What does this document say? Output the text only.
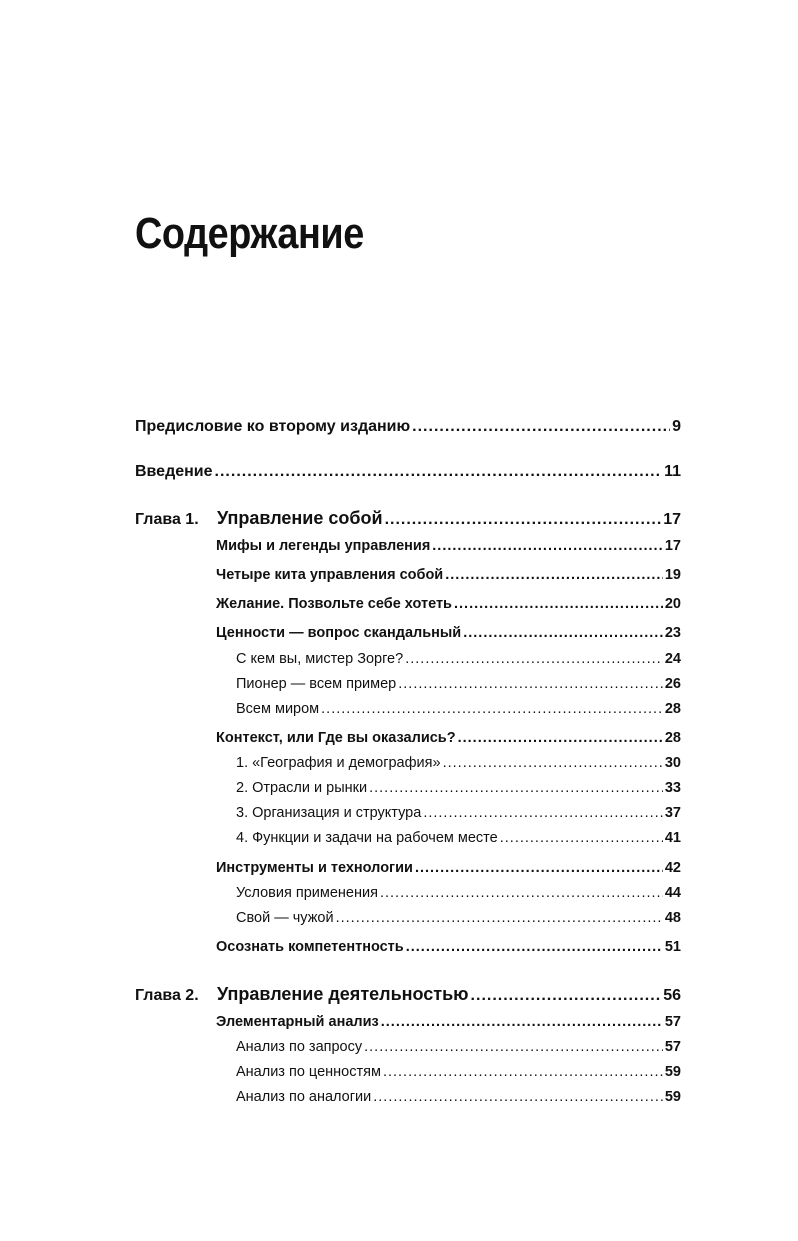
Содержание
Предисловие ко второму изданию .....	9
Введение .....	11
Глава 1.	Управление собой .....	17
Мифы и легенды управления .....	17
Четыре кита управления собой .....	19
Желание. Позвольте себе хотеть .....	20
Ценности — вопрос скандальный .....	23
С кем вы, мистер Зорге? .....	24
Пионер — всем пример .....	26
Всем миром .....	28
Контекст, или Где вы оказались? .....	28
1. «География и демография» .....	30
2. Отрасли и рынки .....	33
3. Организация и структура .....	37
4. Функции и задачи на рабочем месте .....	41
Инструменты и технологии .....	42
Условия применения .....	44
Свой — чужой .....	48
Осознать компетентность .....	51
Глава 2.	Управление деятельностью .....	56
Элементарный анализ .....	57
Анализ по запросу .....	57
Анализ по ценностям .....	59
Анализ по аналогии .....	59
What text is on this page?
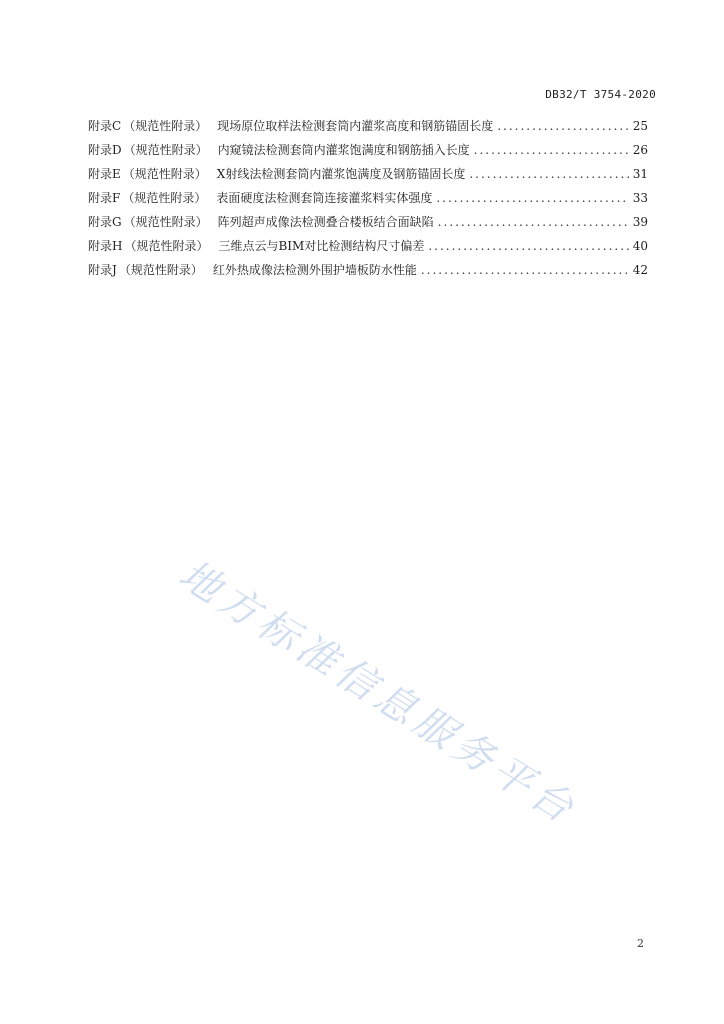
DB32/T 3754-2020
附录C （规范性附录） 现场原位取样法检测套筒内灌浆高度和钢筋锚固长度 .....	25
附录D （规范性附录） 内窥镜法检测套筒内灌浆饱满度和钢筋插入长度 .....	26
附录E （规范性附录） X射线法检测套筒内灌浆饱满度及钢筋锚固长度 .....	31
附录F （规范性附录） 表面硬度法检测套筒连接灌浆料实体强度 .....	33
附录G （规范性附录） 阵列超声成像法检测叠合楼板结合面缺陷 .....	39
附录H （规范性附录） 三维点云与BIM对比检测结构尺寸偏差 .....	40
附录J （规范性附录） 红外热成像法检测外围护墙板防水性能 .....	42
地方标准信息服务平台
2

━━━━━━━━━━━━━━━━━━━━

Generate a word-for-word copy of the preceding records, excluding all pictures.

• Answer to this task:
What does this document say? Output the text only.
Содержание
Предисловие ко второму изданию .....	9
Введение .....	11
Глава 1.	Управление собой .....	17
Мифы и легенды управления .....	17
Четыре кита управления собой .....	19
Желание. Позвольте себе хотеть .....	20
Ценности — вопрос скандальный .....	23
С кем вы, мистер Зорге? .....	24
Пионер — всем пример .....	26
Всем миром .....	28
Контекст, или Где вы оказались? .....	28
1. «География и демография» .....	30
2. Отрасли и рынки .....	33
3. Организация и структура .....	37
4. Функции и задачи на рабочем месте .....	41
Инструменты и технологии .....	42
Условия применения .....	44
Свой — чужой .....	48
Осознать компетентность .....	51
Глава 2.	Управление деятельностью .....	56
Элементарный анализ .....	57
Анализ по запросу .....	57
Анализ по ценностям .....	59
Анализ по аналогии .....	59
What text is on this page?
DB32/T 3754-2020
附录C （规范性附录） 现场原位取样法检测套筒内灌浆高度和钢筋锚固长度 .....	25
附录D （规范性附录） 内窥镜法检测套筒内灌浆饱满度和钢筋插入长度 .....	26
附录E （规范性附录） X射线法检测套筒内灌浆饱满度及钢筋锚固长度 .....	31
附录F （规范性附录） 表面硬度法检测套筒连接灌浆料实体强度 .....	33
附录G （规范性附录） 阵列超声成像法检测叠合楼板结合面缺陷 .....	39
附录H （规范性附录） 三维点云与BIM对比检测结构尺寸偏差 .....	40
附录J （规范性附录） 红外热成像法检测外围护墙板防水性能 .....	42
地方标准信息服务平台
2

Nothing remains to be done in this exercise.